Selected text:
_ _ _ _

May 10, 2011

WELFARE IS WHAT OTHERS GET:

Study: Race is a factor in charity, social programs (Dwight Ott, 5/08/11, Philadelphia Tribune)

“I think people who are willing to cut Medicaid and Medicare are driven by heterogeneity,” said Albert Alesina, one of the researchers, with “heterogeneity” here clearly meaning racial differences.

Indeed, based on their 2001 study — which they say is still applicable today — the three researchers concluded that race is a major factor in the generosity or lack of generosity built into American social assistance programs. With unabashed bluntness, the study — completed by Harvard economics professors Alesina and Edward Gleaser, and Bruce Sacerdote of Dartmouth — stated: “Race is the single most important predictor of support for welfare. America’s troubled race relations are clearly a major reason for the absence of an American welfare state.”

The study goes on to conclude that, “A natural generalization of race-based theory is that Americans think of the poor as members of some different group other than themselves, whereas Europeans think of the poor as members of their own group.”

In other words, people who dislike transferring money to people of a different color seem to be a major determinant in why there is a “redistribution gap” between the United States and Europe.

But while the professors assert that race is the most “salient” predictor of support for welfare, they are unable to fully identify why this is the case.

The professors state: “We do not really know why interpersonal altruism seems linked to race. It is possible that human beings are hard-wired to dislike people with different skin color. A more reasonable theory is that human beings are genetically programmed to form in-group, out-group associations and to prefer members of what they perceive as their own group.”

_ _ _ _

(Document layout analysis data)
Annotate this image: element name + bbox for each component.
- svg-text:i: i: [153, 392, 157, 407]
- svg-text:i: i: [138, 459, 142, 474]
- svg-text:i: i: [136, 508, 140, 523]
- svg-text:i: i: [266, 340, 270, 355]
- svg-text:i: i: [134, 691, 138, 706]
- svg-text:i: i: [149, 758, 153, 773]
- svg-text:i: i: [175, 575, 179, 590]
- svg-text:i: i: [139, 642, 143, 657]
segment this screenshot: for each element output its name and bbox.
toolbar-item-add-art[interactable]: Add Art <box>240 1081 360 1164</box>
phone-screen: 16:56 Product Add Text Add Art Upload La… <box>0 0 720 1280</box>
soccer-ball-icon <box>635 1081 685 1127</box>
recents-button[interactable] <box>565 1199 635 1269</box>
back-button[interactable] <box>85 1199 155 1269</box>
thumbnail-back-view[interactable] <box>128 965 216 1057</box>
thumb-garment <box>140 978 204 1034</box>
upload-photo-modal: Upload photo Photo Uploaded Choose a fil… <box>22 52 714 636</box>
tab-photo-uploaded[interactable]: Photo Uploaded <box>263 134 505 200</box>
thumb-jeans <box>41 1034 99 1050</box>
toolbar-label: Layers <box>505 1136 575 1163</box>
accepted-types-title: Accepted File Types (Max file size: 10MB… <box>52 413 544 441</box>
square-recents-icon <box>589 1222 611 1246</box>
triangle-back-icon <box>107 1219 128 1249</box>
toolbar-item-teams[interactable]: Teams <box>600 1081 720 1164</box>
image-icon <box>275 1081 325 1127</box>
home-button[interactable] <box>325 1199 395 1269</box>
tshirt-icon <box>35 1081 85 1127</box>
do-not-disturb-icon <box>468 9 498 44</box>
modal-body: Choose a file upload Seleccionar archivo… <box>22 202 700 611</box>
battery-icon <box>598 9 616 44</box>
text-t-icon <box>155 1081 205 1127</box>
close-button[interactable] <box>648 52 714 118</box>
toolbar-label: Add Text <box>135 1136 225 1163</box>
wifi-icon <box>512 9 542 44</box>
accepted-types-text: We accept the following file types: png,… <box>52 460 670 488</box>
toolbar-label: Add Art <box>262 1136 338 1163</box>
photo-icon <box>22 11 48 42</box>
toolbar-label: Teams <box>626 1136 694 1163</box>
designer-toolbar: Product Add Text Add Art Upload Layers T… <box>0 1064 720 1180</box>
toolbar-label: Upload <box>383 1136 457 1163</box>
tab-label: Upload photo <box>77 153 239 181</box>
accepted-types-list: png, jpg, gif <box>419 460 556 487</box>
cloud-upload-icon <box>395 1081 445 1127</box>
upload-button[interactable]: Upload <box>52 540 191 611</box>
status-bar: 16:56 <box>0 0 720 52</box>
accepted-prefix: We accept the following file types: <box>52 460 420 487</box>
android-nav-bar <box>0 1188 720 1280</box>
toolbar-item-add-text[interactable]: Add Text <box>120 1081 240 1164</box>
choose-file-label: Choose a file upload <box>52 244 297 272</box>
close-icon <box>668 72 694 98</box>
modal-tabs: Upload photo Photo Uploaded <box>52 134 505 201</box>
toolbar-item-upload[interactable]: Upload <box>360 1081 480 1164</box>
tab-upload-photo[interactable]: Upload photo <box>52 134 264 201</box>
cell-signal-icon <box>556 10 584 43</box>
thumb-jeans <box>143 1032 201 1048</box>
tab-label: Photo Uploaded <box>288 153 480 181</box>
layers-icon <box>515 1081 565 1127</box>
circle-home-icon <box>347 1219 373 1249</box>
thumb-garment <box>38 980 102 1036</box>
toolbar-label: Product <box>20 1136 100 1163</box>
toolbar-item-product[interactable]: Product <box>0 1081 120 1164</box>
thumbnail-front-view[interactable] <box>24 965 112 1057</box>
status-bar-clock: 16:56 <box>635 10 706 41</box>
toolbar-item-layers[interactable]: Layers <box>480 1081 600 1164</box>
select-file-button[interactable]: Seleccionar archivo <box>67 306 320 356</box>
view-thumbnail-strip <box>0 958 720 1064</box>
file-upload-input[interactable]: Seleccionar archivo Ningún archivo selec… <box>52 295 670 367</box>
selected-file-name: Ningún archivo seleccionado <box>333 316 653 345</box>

_ _ _ _

Carry on the article about race and support for welfare, starting after its final sentence.

In their study, “Why doesn’t the U.S. Have a European Style Welfare State?,” the researchers indicate that white Americans have no problem giving to programs that are seen as supportive of whites, but some oppose programs which seem to support Blacks.

“People have a negative, hostile reaction when they see welfare recipients of a different race, and a sympathetic reaction when they see welfare recipients of their own race,” the study states.

And at least two of the researchers contacted last week said they believed their study was as relevant now as it was a decade ago. Indeed, today, as an urgency to cut the deficit ramps up, entitlement programs — which typically help Blacks and other minorities — are on the chopping block.

“We have hit a point where it is obvious we can’t give to everybody,” said Sacerdote, referring to the current hard times that have limited America’s options.

Sacerdote also said that hard decisions will have to be made. “The question of how to divide the pie is becoming more important,” he stated.